Data entries

++++++++++++++++++++

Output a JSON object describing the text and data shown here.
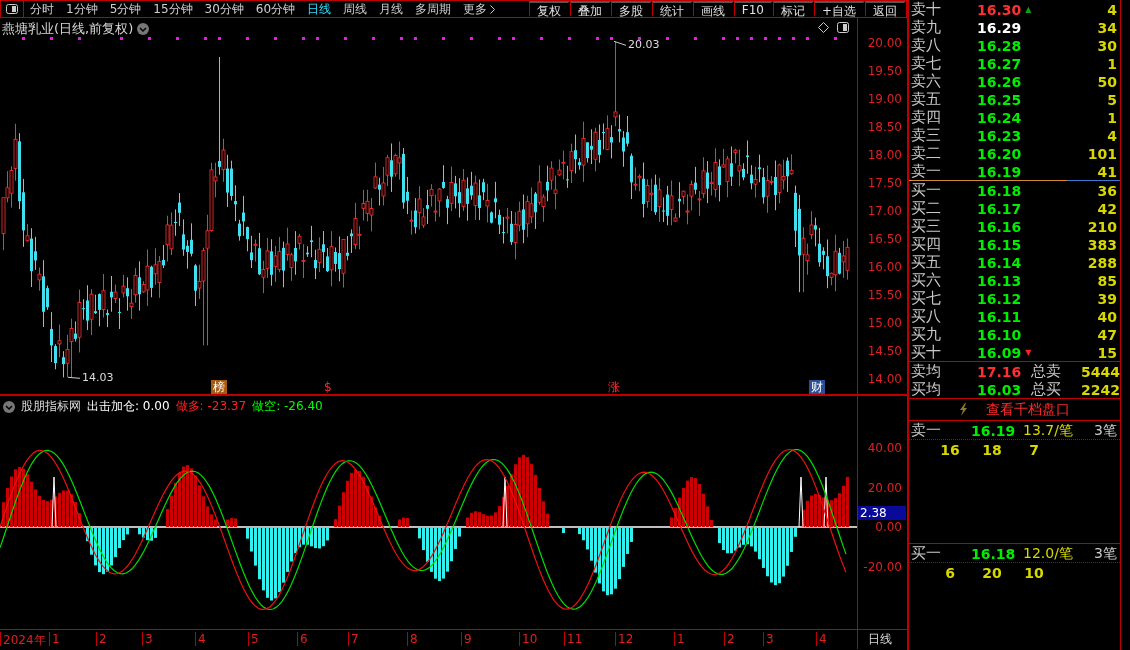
{
  "toolbar": {
    "periods": [
      {
        "label": "分时",
        "selected": false
      },
      {
        "label": "1分钟",
        "selected": false
      },
      {
        "label": "5分钟",
        "selected": false
      },
      {
        "label": "15分钟",
        "selected": false
      },
      {
        "label": "30分钟",
        "selected": false
      },
      {
        "label": "60分钟",
        "selected": false
      },
      {
        "label": "日线",
        "selected": true
      },
      {
        "label": "周线",
        "selected": false
      },
      {
        "label": "月线",
        "selected": false
      },
      {
        "label": "多周期",
        "selected": false
      },
      {
        "label": "更多",
        "selected": false
      }
    ],
    "buttons": [
      "复权",
      "叠加",
      "多股",
      "统计",
      "画线",
      "F10",
      "标记",
      "+自选",
      "返回"
    ]
  },
  "chart": {
    "title": "燕塘乳业(日线,前复权)",
    "high_label": "20.03",
    "low_label": "14.03",
    "price_ticks": [
      "20.00",
      "19.50",
      "19.00",
      "18.50",
      "18.00",
      "17.50",
      "17.00",
      "16.50",
      "16.00",
      "15.50",
      "15.00",
      "14.50",
      "14.00"
    ],
    "events": [
      {
        "label": "榜",
        "kind": "badge",
        "color": "#a85a10"
      },
      {
        "label": "$",
        "kind": "text"
      },
      {
        "label": "涨",
        "kind": "text"
      },
      {
        "label": "财",
        "kind": "badge",
        "color": "#2a4f9a"
      }
    ]
  },
  "indicator": {
    "name": "股朋指标网",
    "values": [
      {
        "label": "出击加仓: 0.00",
        "color": "#ffffff"
      },
      {
        "label": "做多: -23.37",
        "color": "#ff2020"
      },
      {
        "label": "做空: -26.40",
        "color": "#00ff00"
      }
    ],
    "ticks": [
      "40.00",
      "20.00",
      "0.00",
      "-20.00"
    ],
    "current": "2.38"
  },
  "time_axis": {
    "labels": [
      "2024年",
      "1",
      "2",
      "3",
      "4",
      "5",
      "6",
      "7",
      "8",
      "9",
      "10",
      "11",
      "12",
      "1",
      "2",
      "3",
      "4"
    ],
    "period": "日线"
  },
  "order_book": {
    "asks": [
      {
        "name": "卖十",
        "price": "16.30",
        "volume": "4",
        "color": "#ff3030",
        "arrow": "▲"
      },
      {
        "name": "卖九",
        "price": "16.29",
        "volume": "34",
        "color": "#ffffff"
      },
      {
        "name": "卖八",
        "price": "16.28",
        "volume": "30",
        "color": "#00ee00"
      },
      {
        "name": "卖七",
        "price": "16.27",
        "volume": "1",
        "color": "#00ee00"
      },
      {
        "name": "卖六",
        "price": "16.26",
        "volume": "50",
        "color": "#00ee00"
      },
      {
        "name": "卖五",
        "price": "16.25",
        "volume": "5",
        "color": "#00ee00"
      },
      {
        "name": "卖四",
        "price": "16.24",
        "volume": "1",
        "color": "#00ee00"
      },
      {
        "name": "卖三",
        "price": "16.23",
        "volume": "4",
        "color": "#00ee00"
      },
      {
        "name": "卖二",
        "price": "16.20",
        "volume": "101",
        "color": "#00ee00"
      },
      {
        "name": "卖一",
        "price": "16.19",
        "volume": "41",
        "color": "#00ee00"
      }
    ],
    "bids": [
      {
        "name": "买一",
        "price": "16.18",
        "volume": "36",
        "color": "#00ee00"
      },
      {
        "name": "买二",
        "price": "16.17",
        "volume": "42",
        "color": "#00ee00"
      },
      {
        "name": "买三",
        "price": "16.16",
        "volume": "210",
        "color": "#00ee00"
      },
      {
        "name": "买四",
        "price": "16.15",
        "volume": "383",
        "color": "#00ee00"
      },
      {
        "name": "买五",
        "price": "16.14",
        "volume": "288",
        "color": "#00ee00"
      },
      {
        "name": "买六",
        "price": "16.13",
        "volume": "85",
        "color": "#00ee00"
      },
      {
        "name": "买七",
        "price": "16.12",
        "volume": "39",
        "color": "#00ee00"
      },
      {
        "name": "买八",
        "price": "16.11",
        "volume": "40",
        "color": "#00ee00"
      },
      {
        "name": "买九",
        "price": "16.10",
        "volume": "47",
        "color": "#00ee00"
      },
      {
        "name": "买十",
        "price": "16.09",
        "volume": "15",
        "color": "#00ee00",
        "arrow": "▼"
      }
    ],
    "summary": [
      {
        "label": "卖均",
        "price": "17.16",
        "color": "#ff3030",
        "total_label": "总卖",
        "total": "5444"
      },
      {
        "label": "买均",
        "price": "16.03",
        "color": "#00ee00",
        "total_label": "总买",
        "total": "2242"
      }
    ],
    "depth_button": "查看千档盘口",
    "queues": [
      {
        "side": "卖一",
        "price": "16.19",
        "avg": "13.7/笔",
        "count": "3笔",
        "orders": [
          "16",
          "18",
          "7"
        ]
      },
      {
        "side": "买一",
        "price": "16.18",
        "avg": "12.0/笔",
        "count": "3笔",
        "orders": [
          "6",
          "20",
          "10"
        ]
      }
    ]
  }
}
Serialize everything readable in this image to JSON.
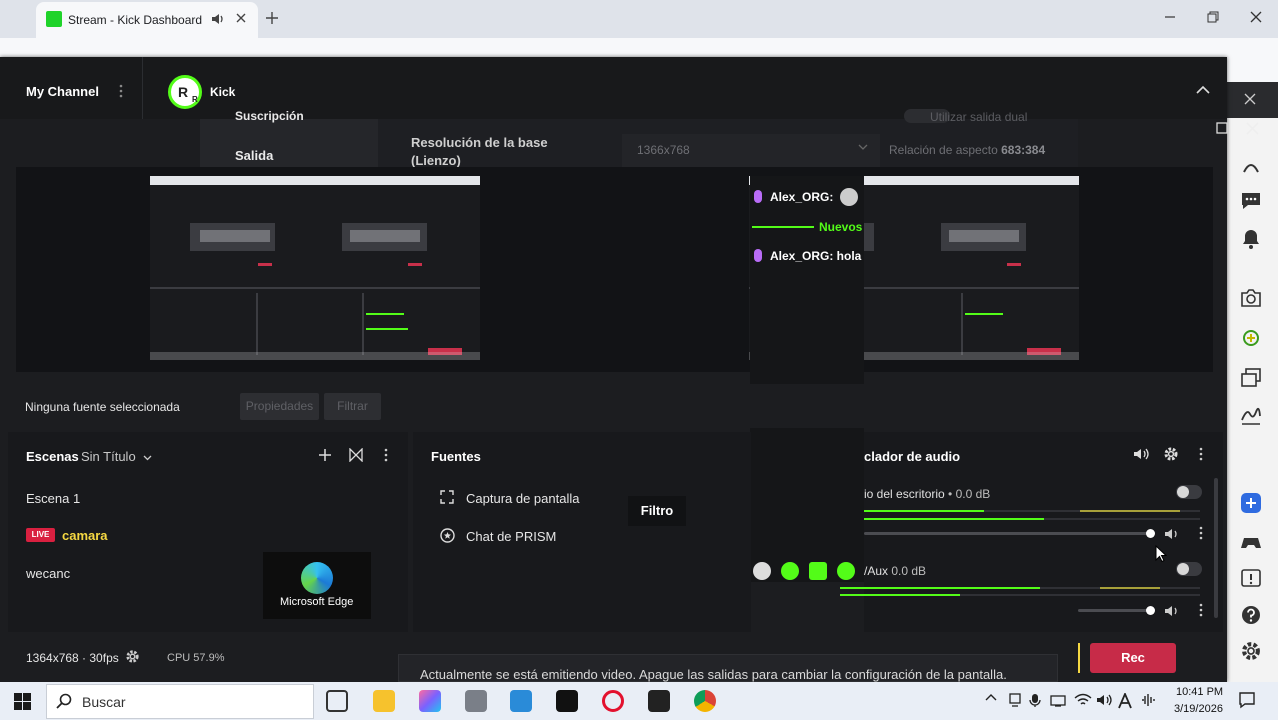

++++++++++++++++++++

## Task objective
Without including any picture, retype the entries exactly.

## Solution
Output a JSON object describing the text and data shown here.
{
  "toolbar": {
    "periods": [
      {
        "label": "分时",
        "selected": false
      },
      {
        "label": "1分钟",
        "selected": false
      },
      {
        "label": "5分钟",
        "selected": false
      },
      {
        "label": "15分钟",
        "selected": false
      },
      {
        "label": "30分钟",
        "selected": false
      },
      {
        "label": "60分钟",
        "selected": false
      },
      {
        "label": "日线",
        "selected": true
      },
      {
        "label": "周线",
        "selected": false
      },
      {
        "label": "月线",
        "selected": false
      },
      {
        "label": "多周期",
        "selected": false
      },
      {
        "label": "更多",
        "selected": false
      }
    ],
    "buttons": [
      "复权",
      "叠加",
      "多股",
      "统计",
      "画线",
      "F10",
      "标记",
      "+自选",
      "返回"
    ]
  },
  "chart": {
    "title": "燕塘乳业(日线,前复权)",
    "high_label": "20.03",
    "low_label": "14.03",
    "price_ticks": [
      "20.00",
      "19.50",
      "19.00",
      "18.50",
      "18.00",
      "17.50",
      "17.00",
      "16.50",
      "16.00",
      "15.50",
      "15.00",
      "14.50",
      "14.00"
    ],
    "events": [
      {
        "label": "榜",
        "kind": "badge",
        "color": "#a85a10"
      },
      {
        "label": "$",
        "kind": "text"
      },
      {
        "label": "涨",
        "kind": "text"
      },
      {
        "label": "财",
        "kind": "badge",
        "color": "#2a4f9a"
      }
    ]
  },
  "indicator": {
    "name": "股朋指标网",
    "values": [
      {
        "label": "出击加仓: 0.00",
        "color": "#ffffff"
      },
      {
        "label": "做多: -23.37",
        "color": "#ff2020"
      },
      {
        "label": "做空: -26.40",
        "color": "#00ff00"
      }
    ],
    "ticks": [
      "40.00",
      "20.00",
      "0.00",
      "-20.00"
    ],
    "current": "2.38"
  },
  "time_axis": {
    "labels": [
      "2024年",
      "1",
      "2",
      "3",
      "4",
      "5",
      "6",
      "7",
      "8",
      "9",
      "10",
      "11",
      "12",
      "1",
      "2",
      "3",
      "4"
    ],
    "period": "日线"
  },
  "order_book": {
    "asks": [
      {
        "name": "卖十",
        "price": "16.30",
        "volume": "4",
        "color": "#ff3030",
        "arrow": "▲"
      },
      {
        "name": "卖九",
        "price": "16.29",
        "volume": "34",
        "color": "#ffffff"
      },
      {
        "name": "卖八",
        "price": "16.28",
        "volume": "30",
        "color": "#00ee00"
      },
      {
        "name": "卖七",
        "price": "16.27",
        "volume": "1",
        "color": "#00ee00"
      },
      {
        "name": "卖六",
        "price": "16.26",
        "volume": "50",
        "color": "#00ee00"
      },
      {
        "name": "卖五",
        "price": "16.25",
        "volume": "5",
        "color": "#00ee00"
      },
      {
        "name": "卖四",
        "price": "16.24",
        "volume": "1",
        "color": "#00ee00"
      },
      {
        "name": "卖三",
        "price": "16.23",
        "volume": "4",
        "color": "#00ee00"
      },
      {
        "name": "卖二",
        "price": "16.20",
        "volume": "101",
        "color": "#00ee00"
      },
      {
        "name": "卖一",
        "price": "16.19",
        "volume": "41",
        "color": "#00ee00"
      }
    ],
    "bids": [
      {
        "name": "买一",
        "price": "16.18",
        "volume": "36",
        "color": "#00ee00"
      },
      {
        "name": "买二",
        "price": "16.17",
        "volume": "42",
        "color": "#00ee00"
      },
      {
        "name": "买三",
        "price": "16.16",
        "volume": "210",
        "color": "#00ee00"
      },
      {
        "name": "买四",
        "price": "16.15",
        "volume": "383",
        "color": "#00ee00"
      },
      {
        "name": "买五",
        "price": "16.14",
        "volume": "288",
        "color": "#00ee00"
      },
      {
        "name": "买六",
        "price": "16.13",
        "volume": "85",
        "color": "#00ee00"
      },
      {
        "name": "买七",
        "price": "16.12",
        "volume": "39",
        "color": "#00ee00"
      },
      {
        "name": "买八",
        "price": "16.11",
        "volume": "40",
        "color": "#00ee00"
      },
      {
        "name": "买九",
        "price": "16.10",
        "volume": "47",
        "color": "#00ee00"
      },
      {
        "name": "买十",
        "price": "16.09",
        "volume": "15",
        "color": "#00ee00",
        "arrow": "▼"
      }
    ],
    "summary": [
      {
        "label": "卖均",
        "price": "17.16",
        "color": "#ff3030",
        "total_label": "总卖",
        "total": "5444"
      },
      {
        "label": "买均",
        "price": "16.03",
        "color": "#00ee00",
        "total_label": "总买",
        "total": "2242"
      }
    ],
    "depth_button": "查看千档盘口",
    "queues": [
      {
        "side": "卖一",
        "price": "16.19",
        "avg": "13.7/笔",
        "count": "3笔",
        "orders": [
          "16",
          "18",
          "7"
        ]
      },
      {
        "side": "买一",
        "price": "16.18",
        "avg": "12.0/笔",
        "count": "3笔",
        "orders": [
          "6",
          "20",
          "10"
        ]
      }
    ]
  }
}
Serialize everything readable in this image to JSON.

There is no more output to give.